*** RECORDS TO PROCESS ***
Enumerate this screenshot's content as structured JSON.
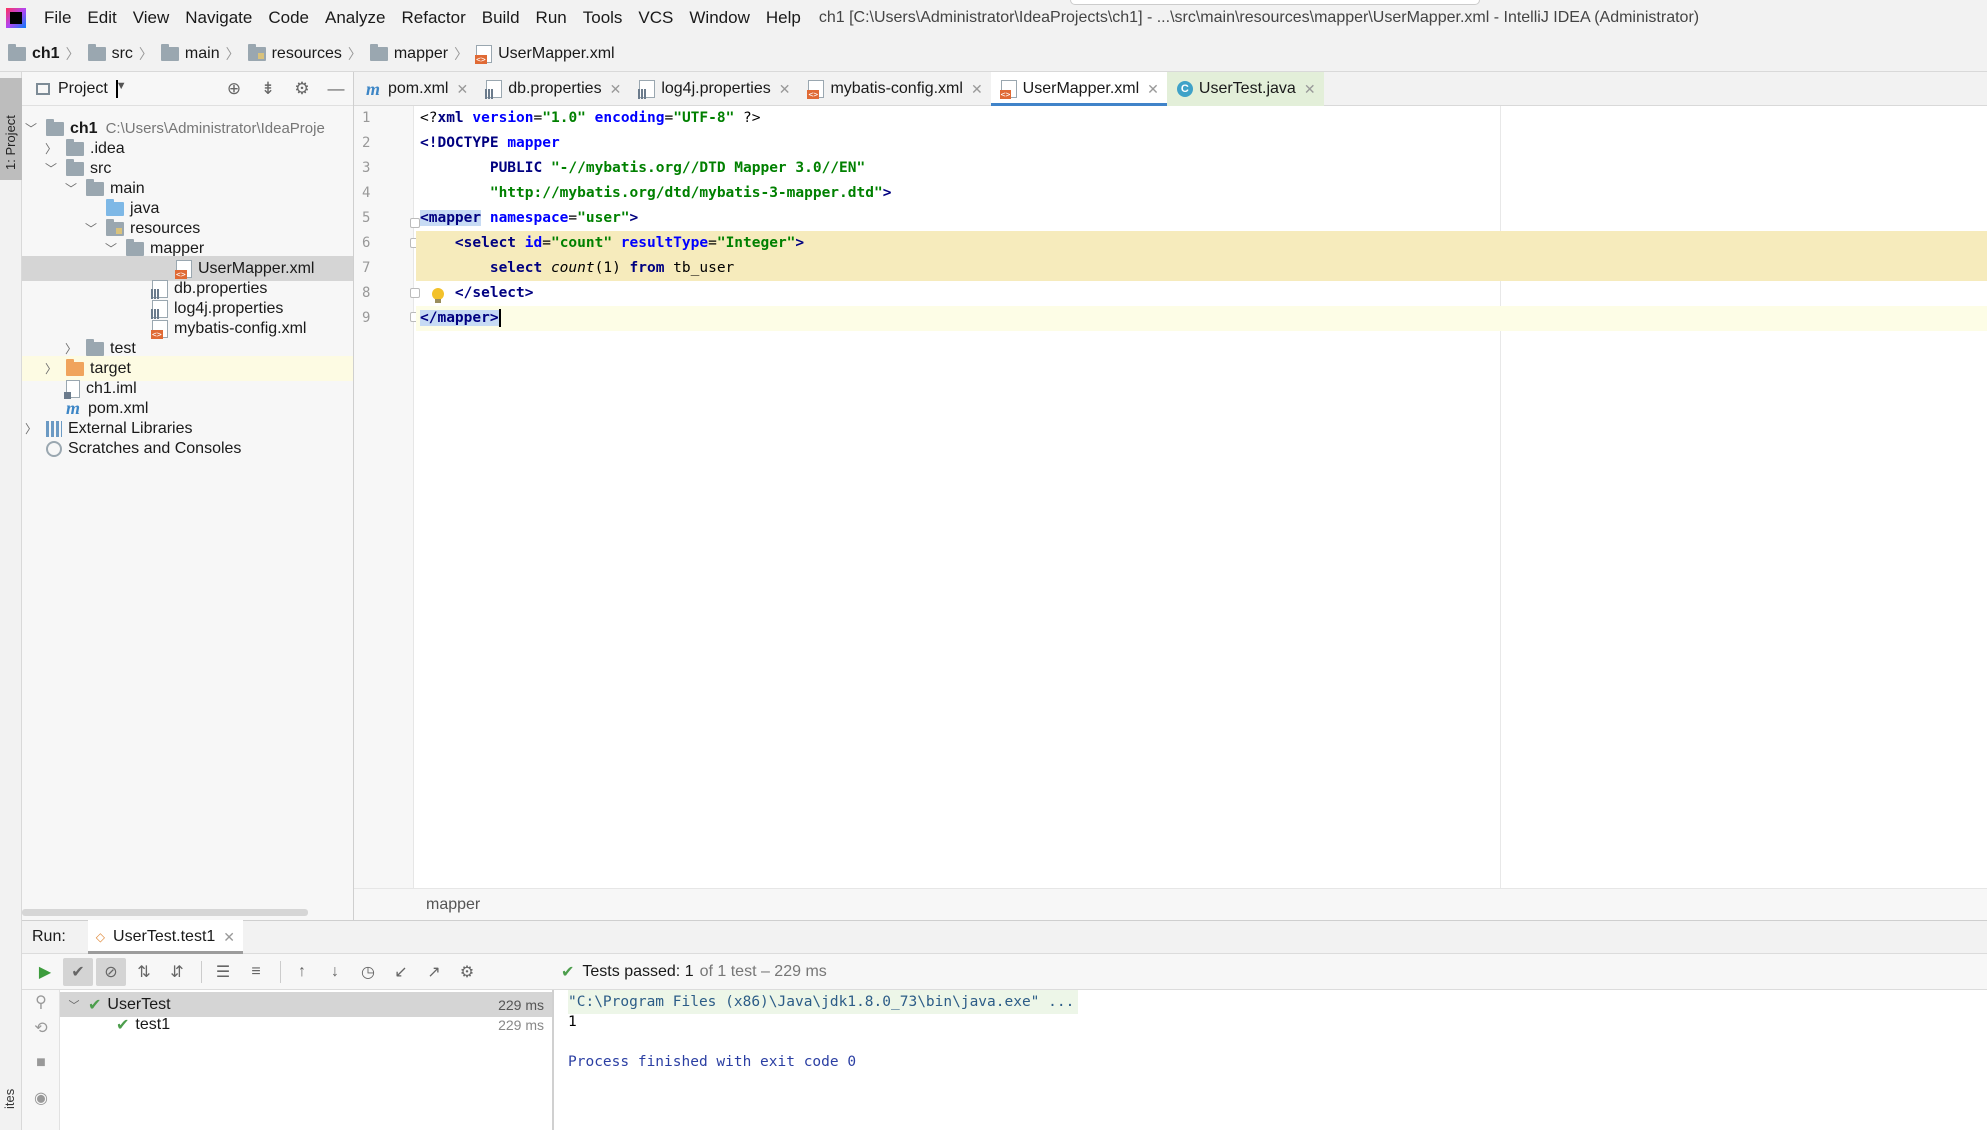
{
  "menubar": {
    "items": [
      "File",
      "Edit",
      "View",
      "Navigate",
      "Code",
      "Analyze",
      "Refactor",
      "Build",
      "Run",
      "Tools",
      "VCS",
      "Window",
      "Help"
    ],
    "window_title": "ch1 [C:\\Users\\Administrator\\IdeaProjects\\ch1] - ...\\src\\main\\resources\\mapper\\UserMapper.xml - IntelliJ IDEA (Administrator)"
  },
  "breadcrumb": [
    "ch1",
    "src",
    "main",
    "resources",
    "mapper",
    "UserMapper.xml"
  ],
  "left_strip": {
    "project_label": "1: Project",
    "bottom_label": "ites"
  },
  "project_panel": {
    "title": "Project",
    "root_name": "ch1",
    "root_path": "C:\\Users\\Administrator\\IdeaProje",
    "items": {
      "idea": ".idea",
      "src": "src",
      "main": "main",
      "java": "java",
      "resources": "resources",
      "mapper": "mapper",
      "usermapper": "UserMapper.xml",
      "db": "db.properties",
      "log4j": "log4j.properties",
      "mybatis": "mybatis-config.xml",
      "test": "test",
      "target": "target",
      "iml": "ch1.iml",
      "pom": "pom.xml",
      "extlib": "External Libraries",
      "scratches": "Scratches and Consoles"
    }
  },
  "tabs": [
    "pom.xml",
    "db.properties",
    "log4j.properties",
    "mybatis-config.xml",
    "UserMapper.xml",
    "UserTest.java"
  ],
  "active_tab": "UserMapper.xml",
  "editor": {
    "line_numbers": [
      "1",
      "2",
      "3",
      "4",
      "5",
      "6",
      "7",
      "8",
      "9"
    ],
    "code": {
      "l1_a": "<?",
      "l1_b": "xml",
      "l1_c": " version",
      "l1_d": "=",
      "l1_e": "\"1.0\"",
      "l1_f": " encoding",
      "l1_g": "=",
      "l1_h": "\"UTF-8\"",
      "l1_i": " ?>",
      "l2_a": "<!DOCTYPE ",
      "l2_b": "mapper",
      "l3_a": "        PUBLIC ",
      "l3_b": "\"-//mybatis.org//DTD Mapper 3.0//EN\"",
      "l4_a": "        ",
      "l4_b": "\"http://mybatis.org/dtd/mybatis-3-mapper.dtd\"",
      "l4_c": ">",
      "l5_a": "<mapper",
      "l5_b": " namespace",
      "l5_c": "=",
      "l5_d": "\"user\"",
      "l5_e": ">",
      "l6_a": "    <select",
      "l6_b": " id",
      "l6_c": "=",
      "l6_d": "\"count\"",
      "l6_e": " resultType",
      "l6_f": "=",
      "l6_g": "\"Integer\"",
      "l6_h": ">",
      "l7_a": "        select ",
      "l7_b": "count",
      "l7_c": "(1) ",
      "l7_d": "from",
      "l7_e": " tb_user",
      "l8_a": "    </select>",
      "l9_a": "</mapper>"
    },
    "breadcrumb": "mapper"
  },
  "run": {
    "label": "Run:",
    "tab": "UserTest.test1",
    "status_label": "Tests passed:",
    "status_count": "1",
    "status_rest": "of 1 test – 229 ms",
    "tests": [
      {
        "name": "UserTest",
        "time": "229 ms"
      },
      {
        "name": "test1",
        "time": "229 ms"
      }
    ],
    "console": [
      "\"C:\\Program Files (x86)\\Java\\jdk1.8.0_73\\bin\\java.exe\" ...",
      "1",
      "",
      "Process finished with exit code 0"
    ]
  },
  "colors": {
    "accent": "#4083c9",
    "line_highlight": "#f6ebbc",
    "tag": "#000080",
    "attr": "#0000ff",
    "string": "#008000",
    "pass_green": "#4d9e4d"
  }
}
***
Repeat each record exactly as shown above, dropping all images.

OUTPUT OF THE TASK:
Enumerate this screenshot's content as structured JSON.
{
  "menubar": {
    "items": [
      "File",
      "Edit",
      "View",
      "Navigate",
      "Code",
      "Analyze",
      "Refactor",
      "Build",
      "Run",
      "Tools",
      "VCS",
      "Window",
      "Help"
    ],
    "window_title": "ch1 [C:\\Users\\Administrator\\IdeaProjects\\ch1] - ...\\src\\main\\resources\\mapper\\UserMapper.xml - IntelliJ IDEA (Administrator)"
  },
  "breadcrumb": [
    "ch1",
    "src",
    "main",
    "resources",
    "mapper",
    "UserMapper.xml"
  ],
  "left_strip": {
    "project_label": "1: Project",
    "bottom_label": "ites"
  },
  "project_panel": {
    "title": "Project",
    "root_name": "ch1",
    "root_path": "C:\\Users\\Administrator\\IdeaProje",
    "items": {
      "idea": ".idea",
      "src": "src",
      "main": "main",
      "java": "java",
      "resources": "resources",
      "mapper": "mapper",
      "usermapper": "UserMapper.xml",
      "db": "db.properties",
      "log4j": "log4j.properties",
      "mybatis": "mybatis-config.xml",
      "test": "test",
      "target": "target",
      "iml": "ch1.iml",
      "pom": "pom.xml",
      "extlib": "External Libraries",
      "scratches": "Scratches and Consoles"
    }
  },
  "tabs": [
    "pom.xml",
    "db.properties",
    "log4j.properties",
    "mybatis-config.xml",
    "UserMapper.xml",
    "UserTest.java"
  ],
  "active_tab": "UserMapper.xml",
  "editor": {
    "line_numbers": [
      "1",
      "2",
      "3",
      "4",
      "5",
      "6",
      "7",
      "8",
      "9"
    ],
    "code": {
      "l1_a": "<?",
      "l1_b": "xml",
      "l1_c": " version",
      "l1_d": "=",
      "l1_e": "\"1.0\"",
      "l1_f": " encoding",
      "l1_g": "=",
      "l1_h": "\"UTF-8\"",
      "l1_i": " ?>",
      "l2_a": "<!DOCTYPE ",
      "l2_b": "mapper",
      "l3_a": "        PUBLIC ",
      "l3_b": "\"-//mybatis.org//DTD Mapper 3.0//EN\"",
      "l4_a": "        ",
      "l4_b": "\"http://mybatis.org/dtd/mybatis-3-mapper.dtd\"",
      "l4_c": ">",
      "l5_a": "<mapper",
      "l5_b": " namespace",
      "l5_c": "=",
      "l5_d": "\"user\"",
      "l5_e": ">",
      "l6_a": "    <select",
      "l6_b": " id",
      "l6_c": "=",
      "l6_d": "\"count\"",
      "l6_e": " resultType",
      "l6_f": "=",
      "l6_g": "\"Integer\"",
      "l6_h": ">",
      "l7_a": "        select ",
      "l7_b": "count",
      "l7_c": "(1) ",
      "l7_d": "from",
      "l7_e": " tb_user",
      "l8_a": "    </select>",
      "l9_a": "</mapper>"
    },
    "breadcrumb": "mapper"
  },
  "run": {
    "label": "Run:",
    "tab": "UserTest.test1",
    "status_label": "Tests passed:",
    "status_count": "1",
    "status_rest": "of 1 test – 229 ms",
    "tests": [
      {
        "name": "UserTest",
        "time": "229 ms"
      },
      {
        "name": "test1",
        "time": "229 ms"
      }
    ],
    "console": [
      "\"C:\\Program Files (x86)\\Java\\jdk1.8.0_73\\bin\\java.exe\" ...",
      "1",
      "",
      "Process finished with exit code 0"
    ]
  },
  "colors": {
    "accent": "#4083c9",
    "line_highlight": "#f6ebbc",
    "tag": "#000080",
    "attr": "#0000ff",
    "string": "#008000",
    "pass_green": "#4d9e4d"
  }
}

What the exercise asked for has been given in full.